Copy out all of the material exactly.

DATASET EXCERPTS ->
::::::::
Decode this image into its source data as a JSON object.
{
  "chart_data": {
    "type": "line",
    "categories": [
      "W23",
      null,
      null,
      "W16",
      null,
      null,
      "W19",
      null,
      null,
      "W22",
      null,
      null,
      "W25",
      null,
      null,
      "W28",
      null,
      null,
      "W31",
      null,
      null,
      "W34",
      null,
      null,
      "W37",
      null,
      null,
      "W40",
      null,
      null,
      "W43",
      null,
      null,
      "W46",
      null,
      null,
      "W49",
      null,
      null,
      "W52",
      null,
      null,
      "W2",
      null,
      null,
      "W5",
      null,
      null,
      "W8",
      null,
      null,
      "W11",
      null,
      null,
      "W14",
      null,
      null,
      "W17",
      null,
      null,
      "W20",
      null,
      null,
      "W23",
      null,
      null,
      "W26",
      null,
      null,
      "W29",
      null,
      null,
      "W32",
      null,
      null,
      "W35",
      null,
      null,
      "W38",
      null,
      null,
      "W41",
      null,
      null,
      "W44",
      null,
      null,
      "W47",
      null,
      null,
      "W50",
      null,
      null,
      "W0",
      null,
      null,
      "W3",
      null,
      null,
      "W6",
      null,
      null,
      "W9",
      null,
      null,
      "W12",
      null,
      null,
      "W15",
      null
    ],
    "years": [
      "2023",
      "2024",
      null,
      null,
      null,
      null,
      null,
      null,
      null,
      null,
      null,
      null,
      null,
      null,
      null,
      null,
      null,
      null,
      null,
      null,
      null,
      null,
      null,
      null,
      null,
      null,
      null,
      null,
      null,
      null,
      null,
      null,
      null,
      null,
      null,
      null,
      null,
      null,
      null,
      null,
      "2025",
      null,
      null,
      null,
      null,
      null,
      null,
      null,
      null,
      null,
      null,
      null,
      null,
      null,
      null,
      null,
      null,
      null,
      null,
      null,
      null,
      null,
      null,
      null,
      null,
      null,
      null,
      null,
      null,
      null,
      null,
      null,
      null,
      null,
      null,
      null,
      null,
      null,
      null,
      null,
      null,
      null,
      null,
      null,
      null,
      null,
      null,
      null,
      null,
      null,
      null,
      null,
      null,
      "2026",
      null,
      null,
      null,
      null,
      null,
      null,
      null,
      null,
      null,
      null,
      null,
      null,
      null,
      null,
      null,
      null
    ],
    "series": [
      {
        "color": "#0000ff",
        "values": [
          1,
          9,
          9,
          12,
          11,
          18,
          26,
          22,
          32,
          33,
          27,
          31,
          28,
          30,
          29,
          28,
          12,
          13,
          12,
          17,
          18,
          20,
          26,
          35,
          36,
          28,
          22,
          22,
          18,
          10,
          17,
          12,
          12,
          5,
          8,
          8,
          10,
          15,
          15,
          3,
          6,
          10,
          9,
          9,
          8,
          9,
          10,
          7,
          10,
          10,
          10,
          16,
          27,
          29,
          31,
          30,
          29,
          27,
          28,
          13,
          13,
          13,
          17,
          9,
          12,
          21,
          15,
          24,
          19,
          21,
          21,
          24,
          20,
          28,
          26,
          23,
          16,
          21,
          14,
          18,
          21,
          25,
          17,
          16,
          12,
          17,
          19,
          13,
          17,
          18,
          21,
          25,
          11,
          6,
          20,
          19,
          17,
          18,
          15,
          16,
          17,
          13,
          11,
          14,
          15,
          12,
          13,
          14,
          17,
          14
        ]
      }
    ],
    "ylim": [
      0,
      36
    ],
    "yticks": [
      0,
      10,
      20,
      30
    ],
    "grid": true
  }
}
::::::::
ANSWER BELOW ->
Decode this image into its source data as a JSON object.
{
  "chart_data": {
    "type": "line",
    "categories": [
      "W23",
      null,
      null,
      "W16",
      null,
      null,
      "W19",
      null,
      null,
      "W22",
      null,
      null,
      "W25",
      null,
      null,
      "W28",
      null,
      null,
      "W31",
      null,
      null,
      "W34",
      null,
      null,
      "W37",
      null,
      null,
      "W40",
      null,
      null,
      "W43",
      null,
      null,
      "W46",
      null,
      null,
      "W49",
      null,
      null,
      "W52",
      null,
      null,
      "W2",
      null,
      null,
      "W5",
      null,
      null,
      "W8",
      null,
      null,
      "W11",
      null,
      null,
      "W14",
      null,
      null,
      "W17",
      null,
      null,
      "W20",
      null,
      null,
      "W23",
      null,
      null,
      "W26",
      null,
      null,
      "W29",
      null,
      null,
      "W32",
      null,
      null,
      "W35",
      null,
      null,
      "W38",
      null,
      null,
      "W41",
      null,
      null,
      "W44",
      null,
      null,
      "W47",
      null,
      null,
      "W50",
      null,
      null,
      "W0",
      null,
      null,
      "W3",
      null,
      null,
      "W6",
      null,
      null,
      "W9",
      null,
      null,
      "W12",
      null,
      null,
      "W15",
      null
    ],
    "years": [
      "2023",
      "2024",
      null,
      null,
      null,
      null,
      null,
      null,
      null,
      null,
      null,
      null,
      null,
      null,
      null,
      null,
      null,
      null,
      null,
      null,
      null,
      null,
      null,
      null,
      null,
      null,
      null,
      null,
      null,
      null,
      null,
      null,
      null,
      null,
      null,
      null,
      null,
      null,
      null,
      null,
      "2025",
      null,
      null,
      null,
      null,
      null,
      null,
      null,
      null,
      null,
      null,
      null,
      null,
      null,
      null,
      null,
      null,
      null,
      null,
      null,
      null,
      null,
      null,
      null,
      null,
      null,
      null,
      null,
      null,
      null,
      null,
      null,
      null,
      null,
      null,
      null,
      null,
      null,
      null,
      null,
      null,
      null,
      null,
      null,
      null,
      null,
      null,
      null,
      null,
      null,
      null,
      null,
      null,
      "2026",
      null,
      null,
      null,
      null,
      null,
      null,
      null,
      null,
      null,
      null,
      null,
      null,
      null,
      null,
      null,
      null
    ],
    "series": [
      {
        "color": "#0000ff",
        "values": [
          1,
          9,
          9,
          12,
          11,
          18,
          26,
          22,
          32,
          33,
          27,
          31,
          28,
          30,
          29,
          28,
          12,
          13,
          12,
          17,
          18,
          20,
          26,
          35,
          36,
          28,
          22,
          22,
          18,
          10,
          17,
          12,
          12,
          5,
          8,
          8,
          10,
          15,
          15,
          3,
          6,
          10,
          9,
          9,
          8,
          9,
          10,
          7,
          10,
          10,
          10,
          16,
          27,
          29,
          31,
          30,
          29,
          27,
          28,
          13,
          13,
          13,
          17,
          9,
          12,
          21,
          15,
          24,
          19,
          21,
          21,
          24,
          20,
          28,
          26,
          23,
          16,
          21,
          14,
          18,
          21,
          25,
          17,
          16,
          12,
          17,
          19,
          13,
          17,
          18,
          21,
          25,
          11,
          6,
          20,
          19,
          17,
          18,
          15,
          16,
          17,
          13,
          11,
          14,
          15,
          12,
          13,
          14,
          17,
          14
        ]
      }
    ],
    "ylim": [
      0,
      36
    ],
    "yticks": [
      0,
      10,
      20,
      30
    ],
    "grid": true
  }
}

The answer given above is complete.